What is being asked: Every record below should be printed exactly as it appears.
>> BEGIN Data for the task
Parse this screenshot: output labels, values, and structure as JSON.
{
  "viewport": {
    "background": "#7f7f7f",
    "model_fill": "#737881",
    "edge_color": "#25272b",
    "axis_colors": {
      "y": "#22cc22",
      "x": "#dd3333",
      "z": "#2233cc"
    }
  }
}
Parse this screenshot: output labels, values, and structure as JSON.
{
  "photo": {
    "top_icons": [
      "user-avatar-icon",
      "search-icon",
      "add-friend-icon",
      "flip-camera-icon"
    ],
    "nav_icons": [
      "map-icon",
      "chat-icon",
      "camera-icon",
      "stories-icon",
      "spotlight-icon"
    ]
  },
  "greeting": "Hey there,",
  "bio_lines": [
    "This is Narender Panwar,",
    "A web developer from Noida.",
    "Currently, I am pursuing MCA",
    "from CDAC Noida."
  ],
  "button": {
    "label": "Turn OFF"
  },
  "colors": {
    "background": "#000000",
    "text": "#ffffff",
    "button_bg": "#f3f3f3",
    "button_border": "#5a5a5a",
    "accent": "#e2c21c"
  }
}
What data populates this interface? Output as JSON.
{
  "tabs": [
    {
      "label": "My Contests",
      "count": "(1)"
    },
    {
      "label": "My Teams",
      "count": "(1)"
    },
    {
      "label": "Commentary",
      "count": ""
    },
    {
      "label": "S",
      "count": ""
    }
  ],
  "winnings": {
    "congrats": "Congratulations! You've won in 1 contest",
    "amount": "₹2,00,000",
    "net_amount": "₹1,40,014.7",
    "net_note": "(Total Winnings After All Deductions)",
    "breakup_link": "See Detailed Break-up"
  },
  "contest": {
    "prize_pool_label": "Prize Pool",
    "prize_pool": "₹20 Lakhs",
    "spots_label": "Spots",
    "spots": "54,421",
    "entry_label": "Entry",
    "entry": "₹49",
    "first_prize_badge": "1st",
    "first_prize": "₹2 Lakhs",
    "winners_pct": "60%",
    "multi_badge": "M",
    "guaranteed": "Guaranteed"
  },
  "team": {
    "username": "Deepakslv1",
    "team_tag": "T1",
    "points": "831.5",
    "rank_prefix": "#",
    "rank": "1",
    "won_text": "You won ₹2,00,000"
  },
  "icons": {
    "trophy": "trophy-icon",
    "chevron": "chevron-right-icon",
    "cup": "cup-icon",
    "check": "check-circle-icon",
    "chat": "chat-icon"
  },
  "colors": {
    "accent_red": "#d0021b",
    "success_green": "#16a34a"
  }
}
>> END Data for the task
Response to this exercise:
Parse this screenshot: output labels, values, and structure as JSON.
{
  "viewport": {
    "background": "#7f7f7f",
    "model_fill": "#737881",
    "edge_color": "#25272b",
    "axis_colors": {
      "y": "#22cc22",
      "x": "#dd3333",
      "z": "#2233cc"
    }
  }
}
Parse this screenshot: output labels, values, and structure as JSON.
{
  "photo": {
    "top_icons": [
      "user-avatar-icon",
      "search-icon",
      "add-friend-icon",
      "flip-camera-icon"
    ],
    "nav_icons": [
      "map-icon",
      "chat-icon",
      "camera-icon",
      "stories-icon",
      "spotlight-icon"
    ]
  },
  "greeting": "Hey there,",
  "bio_lines": [
    "This is Narender Panwar,",
    "A web developer from Noida.",
    "Currently, I am pursuing MCA",
    "from CDAC Noida."
  ],
  "button": {
    "label": "Turn OFF"
  },
  "colors": {
    "background": "#000000",
    "text": "#ffffff",
    "button_bg": "#f3f3f3",
    "button_border": "#5a5a5a",
    "accent": "#e2c21c"
  }
}
What data populates this interface? Output as JSON.
{
  "tabs": [
    {
      "label": "My Contests",
      "count": "(1)"
    },
    {
      "label": "My Teams",
      "count": "(1)"
    },
    {
      "label": "Commentary",
      "count": ""
    },
    {
      "label": "S",
      "count": ""
    }
  ],
  "winnings": {
    "congrats": "Congratulations! You've won in 1 contest",
    "amount": "₹2,00,000",
    "net_amount": "₹1,40,014.7",
    "net_note": "(Total Winnings After All Deductions)",
    "breakup_link": "See Detailed Break-up"
  },
  "contest": {
    "prize_pool_label": "Prize Pool",
    "prize_pool": "₹20 Lakhs",
    "spots_label": "Spots",
    "spots": "54,421",
    "entry_label": "Entry",
    "entry": "₹49",
    "first_prize_badge": "1st",
    "first_prize": "₹2 Lakhs",
    "winners_pct": "60%",
    "multi_badge": "M",
    "guaranteed": "Guaranteed"
  },
  "team": {
    "username": "Deepakslv1",
    "team_tag": "T1",
    "points": "831.5",
    "rank_prefix": "#",
    "rank": "1",
    "won_text": "You won ₹2,00,000"
  },
  "icons": {
    "trophy": "trophy-icon",
    "chevron": "chevron-right-icon",
    "cup": "cup-icon",
    "check": "check-circle-icon",
    "chat": "chat-icon"
  },
  "colors": {
    "accent_red": "#d0021b",
    "success_green": "#16a34a"
  }
}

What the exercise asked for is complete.